— BEGIN Task data —
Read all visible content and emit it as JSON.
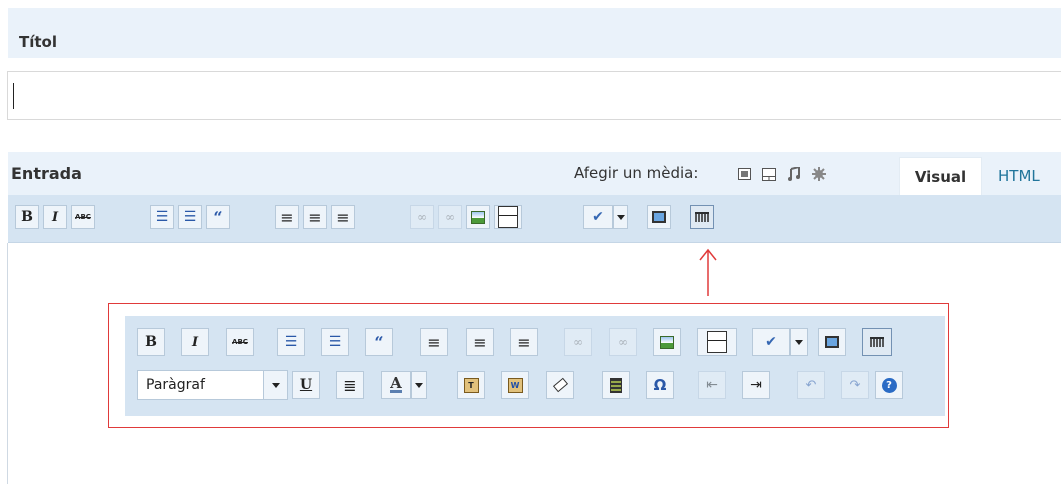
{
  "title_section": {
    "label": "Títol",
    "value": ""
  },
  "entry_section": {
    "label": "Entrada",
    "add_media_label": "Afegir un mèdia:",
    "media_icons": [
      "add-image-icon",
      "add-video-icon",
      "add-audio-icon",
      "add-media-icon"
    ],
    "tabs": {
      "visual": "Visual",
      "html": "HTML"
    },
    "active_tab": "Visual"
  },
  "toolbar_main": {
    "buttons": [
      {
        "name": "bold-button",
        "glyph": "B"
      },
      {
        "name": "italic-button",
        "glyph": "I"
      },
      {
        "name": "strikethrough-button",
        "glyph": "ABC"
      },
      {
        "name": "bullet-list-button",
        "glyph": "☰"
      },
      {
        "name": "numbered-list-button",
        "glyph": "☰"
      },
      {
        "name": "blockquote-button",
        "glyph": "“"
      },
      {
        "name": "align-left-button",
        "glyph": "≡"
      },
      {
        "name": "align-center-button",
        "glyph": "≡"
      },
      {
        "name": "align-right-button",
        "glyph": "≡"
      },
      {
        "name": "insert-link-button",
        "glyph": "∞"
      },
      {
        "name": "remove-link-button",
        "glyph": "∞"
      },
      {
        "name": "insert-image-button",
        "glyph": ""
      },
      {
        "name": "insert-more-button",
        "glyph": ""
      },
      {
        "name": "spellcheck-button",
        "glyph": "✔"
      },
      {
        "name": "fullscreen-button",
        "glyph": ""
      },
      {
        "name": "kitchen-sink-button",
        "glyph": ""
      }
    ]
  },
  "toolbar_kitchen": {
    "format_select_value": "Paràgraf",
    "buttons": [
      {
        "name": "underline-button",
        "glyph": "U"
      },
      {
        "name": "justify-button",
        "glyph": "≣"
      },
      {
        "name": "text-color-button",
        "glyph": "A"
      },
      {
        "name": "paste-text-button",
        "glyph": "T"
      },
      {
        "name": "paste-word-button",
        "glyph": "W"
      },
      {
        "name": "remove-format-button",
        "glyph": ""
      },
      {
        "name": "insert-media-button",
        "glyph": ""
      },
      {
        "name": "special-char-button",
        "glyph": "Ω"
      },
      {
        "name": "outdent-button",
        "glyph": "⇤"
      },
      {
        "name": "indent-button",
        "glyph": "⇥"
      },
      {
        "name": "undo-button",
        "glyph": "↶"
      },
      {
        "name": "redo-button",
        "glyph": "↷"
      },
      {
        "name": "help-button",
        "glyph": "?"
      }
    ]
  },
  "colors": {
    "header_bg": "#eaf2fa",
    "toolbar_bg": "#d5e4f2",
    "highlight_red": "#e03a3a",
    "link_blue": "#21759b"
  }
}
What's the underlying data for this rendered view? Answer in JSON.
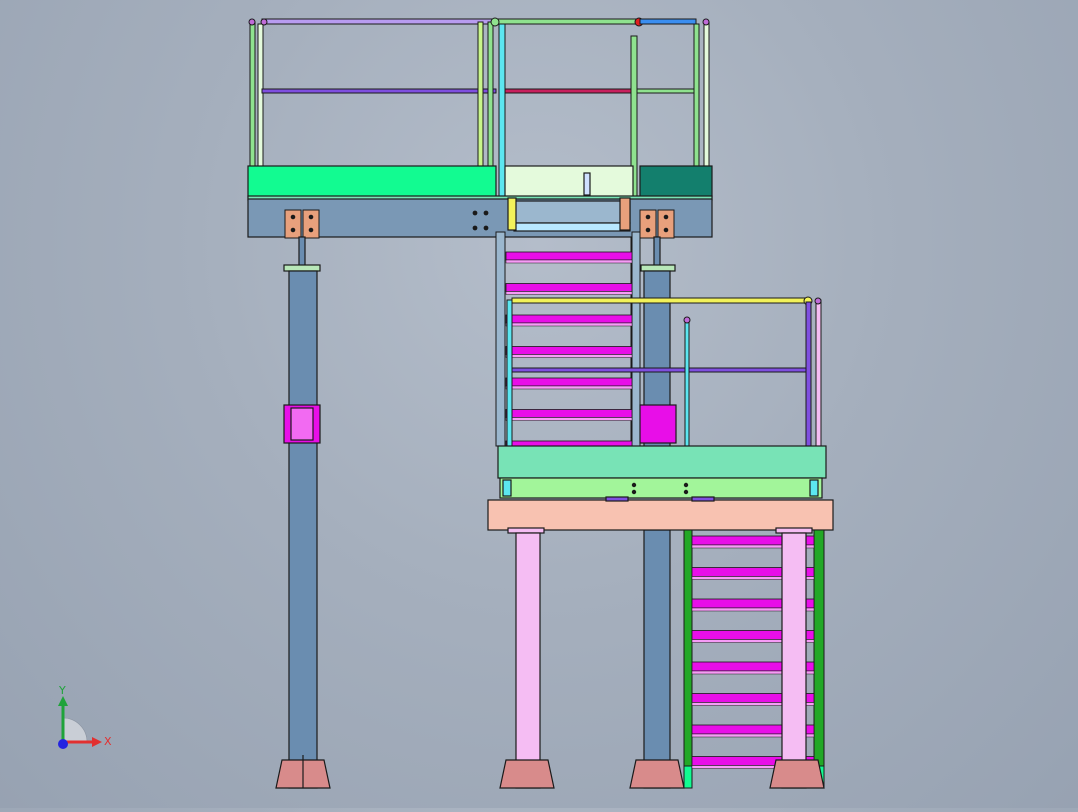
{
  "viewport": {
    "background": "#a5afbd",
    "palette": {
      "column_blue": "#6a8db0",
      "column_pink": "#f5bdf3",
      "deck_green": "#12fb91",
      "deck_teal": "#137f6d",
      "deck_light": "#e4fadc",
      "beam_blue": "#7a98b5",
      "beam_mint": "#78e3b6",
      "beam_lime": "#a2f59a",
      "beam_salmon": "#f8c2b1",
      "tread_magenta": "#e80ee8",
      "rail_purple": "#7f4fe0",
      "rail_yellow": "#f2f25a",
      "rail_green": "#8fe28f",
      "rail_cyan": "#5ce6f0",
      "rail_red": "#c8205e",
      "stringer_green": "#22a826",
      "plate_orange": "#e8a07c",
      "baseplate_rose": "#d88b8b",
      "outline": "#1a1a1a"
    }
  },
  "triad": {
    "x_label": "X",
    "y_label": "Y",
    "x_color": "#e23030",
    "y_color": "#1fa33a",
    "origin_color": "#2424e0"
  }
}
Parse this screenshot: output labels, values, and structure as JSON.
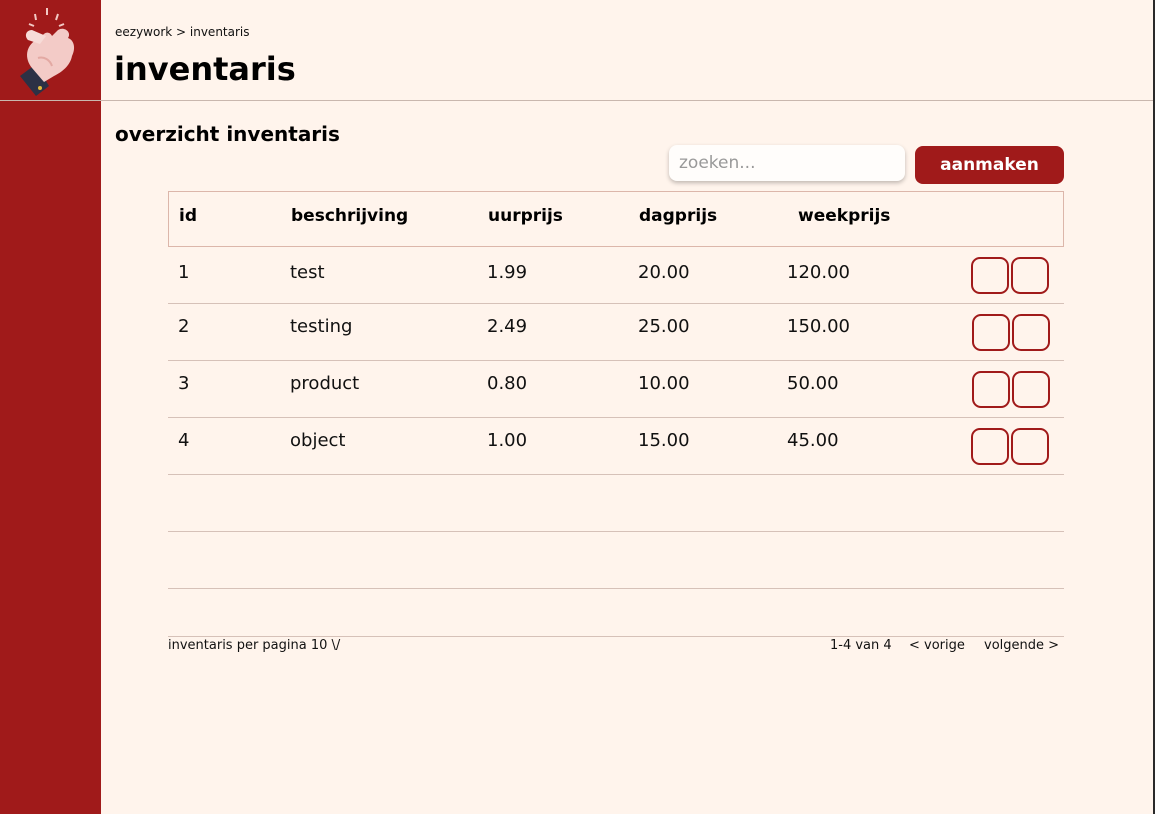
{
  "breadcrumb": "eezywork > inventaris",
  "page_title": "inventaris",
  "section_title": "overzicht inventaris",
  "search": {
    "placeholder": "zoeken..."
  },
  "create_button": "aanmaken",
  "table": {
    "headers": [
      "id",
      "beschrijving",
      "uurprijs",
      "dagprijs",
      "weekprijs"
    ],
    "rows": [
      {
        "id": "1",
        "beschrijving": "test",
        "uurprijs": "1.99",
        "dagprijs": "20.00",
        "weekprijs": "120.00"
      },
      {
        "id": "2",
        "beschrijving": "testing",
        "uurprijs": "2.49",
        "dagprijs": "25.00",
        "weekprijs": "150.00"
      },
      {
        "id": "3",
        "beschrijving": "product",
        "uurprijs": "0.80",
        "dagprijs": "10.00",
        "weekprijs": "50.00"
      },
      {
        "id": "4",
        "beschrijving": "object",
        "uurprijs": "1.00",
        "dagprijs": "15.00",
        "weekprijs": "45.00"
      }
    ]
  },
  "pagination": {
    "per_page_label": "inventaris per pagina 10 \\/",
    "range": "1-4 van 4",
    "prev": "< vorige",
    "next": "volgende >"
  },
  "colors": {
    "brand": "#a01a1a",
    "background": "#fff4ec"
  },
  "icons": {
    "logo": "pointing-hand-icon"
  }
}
— END Task data —
— BEGIN Task data —
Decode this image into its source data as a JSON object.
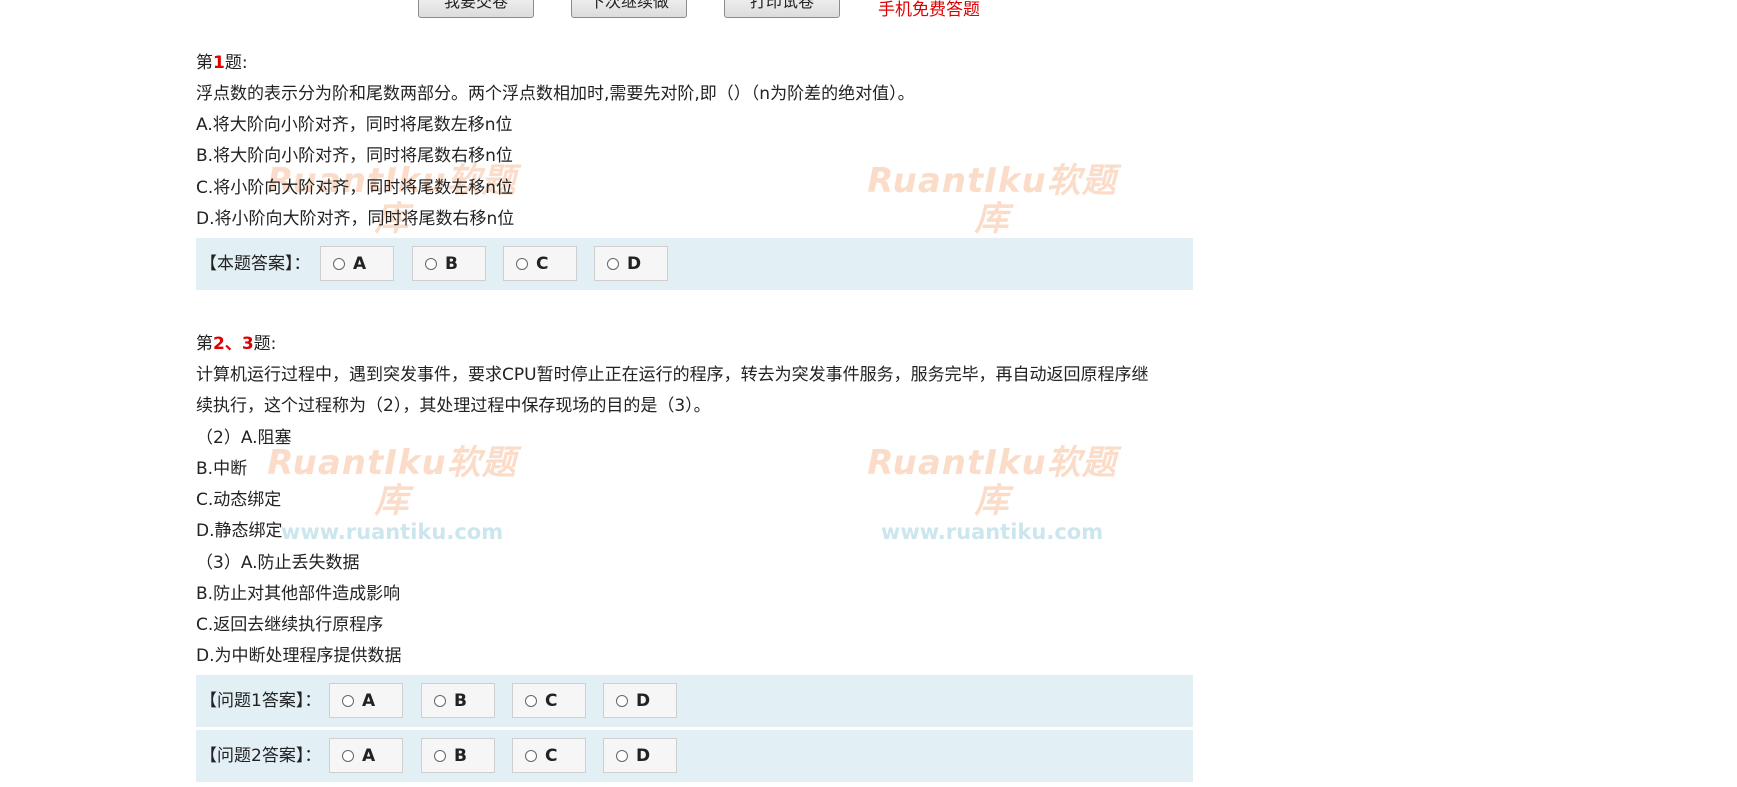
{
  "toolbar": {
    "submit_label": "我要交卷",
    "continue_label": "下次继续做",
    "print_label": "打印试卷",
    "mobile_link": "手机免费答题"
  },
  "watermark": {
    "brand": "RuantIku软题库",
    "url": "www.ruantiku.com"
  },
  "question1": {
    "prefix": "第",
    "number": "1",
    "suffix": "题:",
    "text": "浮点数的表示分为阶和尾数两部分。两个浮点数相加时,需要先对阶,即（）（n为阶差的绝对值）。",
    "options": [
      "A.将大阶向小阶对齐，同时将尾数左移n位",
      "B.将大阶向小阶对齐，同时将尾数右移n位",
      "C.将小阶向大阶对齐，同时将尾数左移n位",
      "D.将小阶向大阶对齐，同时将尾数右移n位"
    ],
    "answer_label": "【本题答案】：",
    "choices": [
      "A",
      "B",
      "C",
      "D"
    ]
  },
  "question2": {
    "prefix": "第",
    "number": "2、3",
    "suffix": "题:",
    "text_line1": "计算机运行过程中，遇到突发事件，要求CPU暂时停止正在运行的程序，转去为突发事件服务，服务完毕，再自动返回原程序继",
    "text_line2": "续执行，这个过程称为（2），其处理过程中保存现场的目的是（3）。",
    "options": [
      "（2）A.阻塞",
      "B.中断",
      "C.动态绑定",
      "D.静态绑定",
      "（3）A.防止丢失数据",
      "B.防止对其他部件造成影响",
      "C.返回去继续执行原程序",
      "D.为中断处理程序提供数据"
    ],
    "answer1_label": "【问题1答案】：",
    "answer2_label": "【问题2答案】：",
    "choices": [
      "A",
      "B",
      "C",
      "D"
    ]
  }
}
— END Task data —
— BEGIN Task data —
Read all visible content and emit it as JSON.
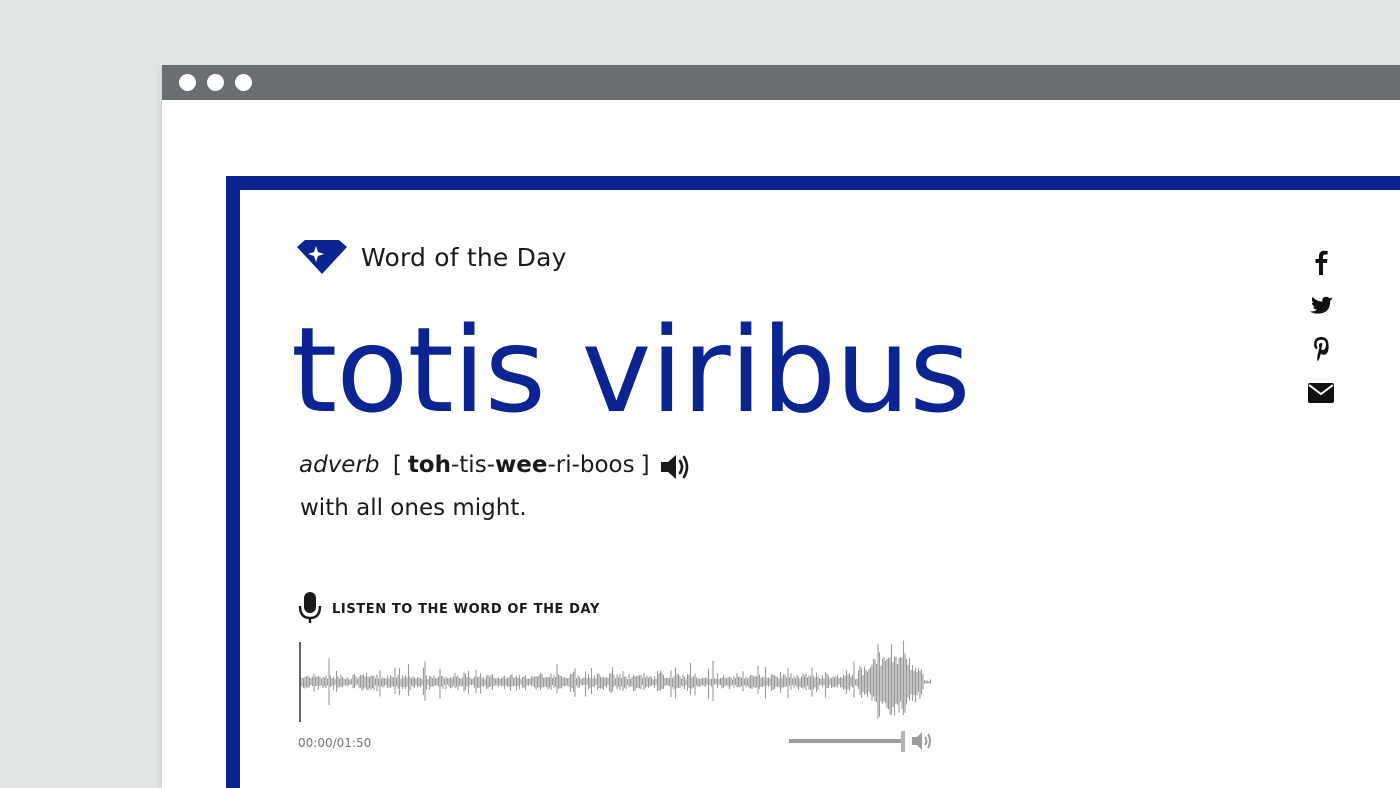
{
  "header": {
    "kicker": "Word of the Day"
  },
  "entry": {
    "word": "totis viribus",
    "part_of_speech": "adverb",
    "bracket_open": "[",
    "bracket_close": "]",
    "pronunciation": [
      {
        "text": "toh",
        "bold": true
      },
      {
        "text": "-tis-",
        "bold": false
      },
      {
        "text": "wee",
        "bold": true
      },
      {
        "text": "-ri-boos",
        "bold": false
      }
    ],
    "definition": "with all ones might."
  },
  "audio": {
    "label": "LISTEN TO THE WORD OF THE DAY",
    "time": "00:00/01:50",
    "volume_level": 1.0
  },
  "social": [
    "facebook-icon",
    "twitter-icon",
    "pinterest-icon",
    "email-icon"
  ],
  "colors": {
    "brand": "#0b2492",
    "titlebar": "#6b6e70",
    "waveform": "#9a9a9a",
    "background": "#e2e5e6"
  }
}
— END Task data —
_What this task involves_:
Work out how many lines of the listing above include "JSON". Answer with the number and nothing more.

_Written reply_:
5